Directive: Reproduce, word for word, the lines of the material below between the line holding "button[interactable]: Sounds and" and the line holding "button[interactable]: Battery (314, 574, 627, 763)", inclusive. Give only those lines.

Image-based layout entries

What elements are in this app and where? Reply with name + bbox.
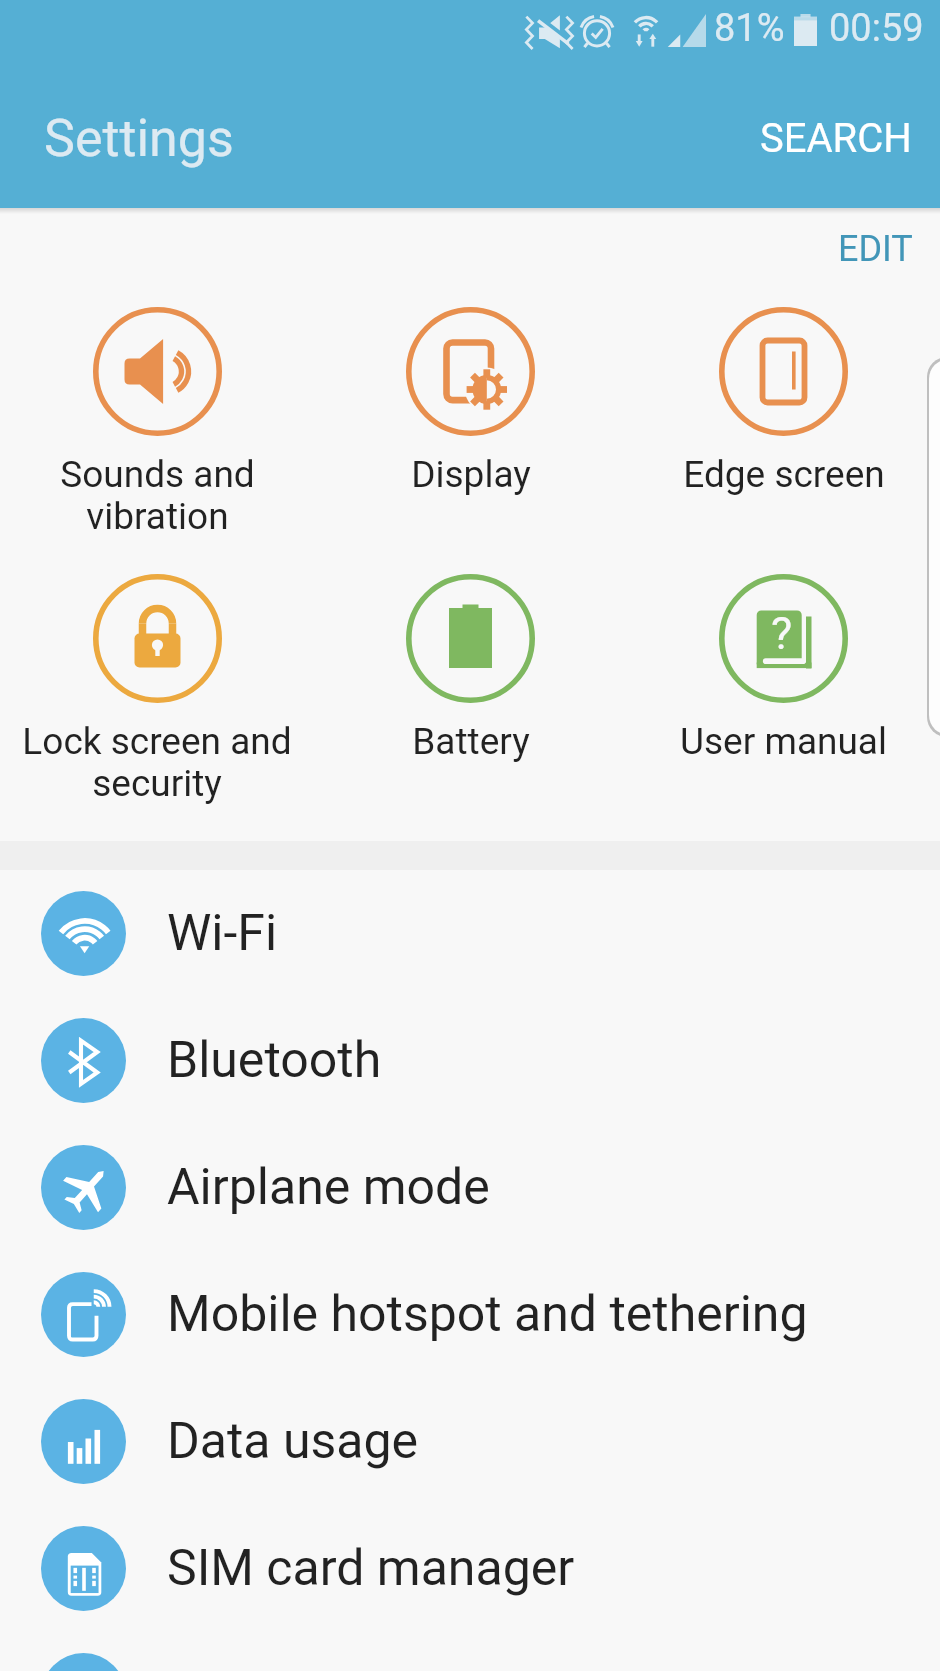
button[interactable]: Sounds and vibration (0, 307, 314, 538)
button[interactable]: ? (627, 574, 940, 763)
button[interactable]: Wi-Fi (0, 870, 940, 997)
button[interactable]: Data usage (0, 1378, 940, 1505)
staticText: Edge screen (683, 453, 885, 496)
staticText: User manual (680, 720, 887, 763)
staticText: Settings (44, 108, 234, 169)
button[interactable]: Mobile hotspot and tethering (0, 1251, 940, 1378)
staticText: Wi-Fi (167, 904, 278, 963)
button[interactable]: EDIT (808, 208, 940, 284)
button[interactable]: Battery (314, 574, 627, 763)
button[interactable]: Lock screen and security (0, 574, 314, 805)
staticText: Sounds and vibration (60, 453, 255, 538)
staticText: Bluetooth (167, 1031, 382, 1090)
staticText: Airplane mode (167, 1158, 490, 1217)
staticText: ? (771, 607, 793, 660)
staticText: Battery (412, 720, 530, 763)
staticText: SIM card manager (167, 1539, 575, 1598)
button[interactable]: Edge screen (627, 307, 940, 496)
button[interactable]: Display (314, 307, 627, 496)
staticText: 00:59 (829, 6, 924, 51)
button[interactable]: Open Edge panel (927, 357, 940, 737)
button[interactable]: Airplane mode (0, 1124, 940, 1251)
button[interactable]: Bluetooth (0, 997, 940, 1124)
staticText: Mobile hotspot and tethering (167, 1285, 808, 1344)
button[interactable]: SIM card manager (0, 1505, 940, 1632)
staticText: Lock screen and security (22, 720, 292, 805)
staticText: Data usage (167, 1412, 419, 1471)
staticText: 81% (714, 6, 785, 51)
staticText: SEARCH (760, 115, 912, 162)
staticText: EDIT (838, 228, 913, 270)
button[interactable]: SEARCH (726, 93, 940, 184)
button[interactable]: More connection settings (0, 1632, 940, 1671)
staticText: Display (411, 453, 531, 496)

Task result:
button[interactable]: Sounds and vibration (0, 307, 314, 538)
button[interactable]: ? (627, 574, 940, 763)
button[interactable]: Wi-Fi (0, 870, 940, 997)
button[interactable]: Data usage (0, 1378, 940, 1505)
staticText: Edge screen (683, 453, 885, 496)
staticText: User manual (680, 720, 887, 763)
staticText: Settings (44, 108, 234, 169)
button[interactable]: Mobile hotspot and tethering (0, 1251, 940, 1378)
staticText: Wi-Fi (167, 904, 278, 963)
button[interactable]: EDIT (808, 208, 940, 284)
button[interactable]: Battery (314, 574, 627, 763)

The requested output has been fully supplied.